■ Required task ■
Copy out all the entries exactly.

■ Listed records ■
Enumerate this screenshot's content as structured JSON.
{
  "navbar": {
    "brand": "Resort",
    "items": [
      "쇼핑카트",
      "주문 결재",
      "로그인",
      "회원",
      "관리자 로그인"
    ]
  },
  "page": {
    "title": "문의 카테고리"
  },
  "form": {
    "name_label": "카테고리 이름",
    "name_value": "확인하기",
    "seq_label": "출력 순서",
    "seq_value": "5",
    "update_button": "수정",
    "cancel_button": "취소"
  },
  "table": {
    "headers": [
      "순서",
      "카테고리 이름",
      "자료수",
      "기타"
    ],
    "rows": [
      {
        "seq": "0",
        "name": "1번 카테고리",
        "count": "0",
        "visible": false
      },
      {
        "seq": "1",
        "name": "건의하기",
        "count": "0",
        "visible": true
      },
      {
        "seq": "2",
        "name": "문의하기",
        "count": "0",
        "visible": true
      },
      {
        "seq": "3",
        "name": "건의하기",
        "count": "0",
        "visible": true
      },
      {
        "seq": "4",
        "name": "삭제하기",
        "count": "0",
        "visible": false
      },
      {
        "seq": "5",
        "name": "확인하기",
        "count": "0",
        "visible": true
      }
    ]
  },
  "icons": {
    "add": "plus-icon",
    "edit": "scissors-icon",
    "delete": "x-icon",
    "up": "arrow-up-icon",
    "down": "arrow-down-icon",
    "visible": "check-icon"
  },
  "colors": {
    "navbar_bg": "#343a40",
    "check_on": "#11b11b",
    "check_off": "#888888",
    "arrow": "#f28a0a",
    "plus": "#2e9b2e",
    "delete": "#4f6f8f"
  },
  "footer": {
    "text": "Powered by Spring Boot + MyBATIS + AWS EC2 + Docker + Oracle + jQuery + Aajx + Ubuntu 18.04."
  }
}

■ Result for this task ■
Enumerate this screenshot's content as structured JSON.
{
  "navbar": {
    "brand": "Resort",
    "items": [
      "쇼핑카트",
      "주문 결재",
      "로그인",
      "회원",
      "관리자 로그인"
    ]
  },
  "page": {
    "title": "문의 카테고리"
  },
  "form": {
    "name_label": "카테고리 이름",
    "name_value": "확인하기",
    "seq_label": "출력 순서",
    "seq_value": "5",
    "update_button": "수정",
    "cancel_button": "취소"
  },
  "table": {
    "headers": [
      "순서",
      "카테고리 이름",
      "자료수",
      "기타"
    ],
    "rows": [
      {
        "seq": "0",
        "name": "1번 카테고리",
        "count": "0",
        "visible": false
      },
      {
        "seq": "1",
        "name": "건의하기",
        "count": "0",
        "visible": true
      },
      {
        "seq": "2",
        "name": "문의하기",
        "count": "0",
        "visible": true
      },
      {
        "seq": "3",
        "name": "건의하기",
        "count": "0",
        "visible": true
      },
      {
        "seq": "4",
        "name": "삭제하기",
        "count": "0",
        "visible": false
      },
      {
        "seq": "5",
        "name": "확인하기",
        "count": "0",
        "visible": true
      }
    ]
  },
  "icons": {
    "add": "plus-icon",
    "edit": "scissors-icon",
    "delete": "x-icon",
    "up": "arrow-up-icon",
    "down": "arrow-down-icon",
    "visible": "check-icon"
  },
  "colors": {
    "navbar_bg": "#343a40",
    "check_on": "#11b11b",
    "check_off": "#888888",
    "arrow": "#f28a0a",
    "plus": "#2e9b2e",
    "delete": "#4f6f8f"
  },
  "footer": {
    "text": "Powered by Spring Boot + MyBATIS + AWS EC2 + Docker + Oracle + jQuery + Aajx + Ubuntu 18.04."
  }
}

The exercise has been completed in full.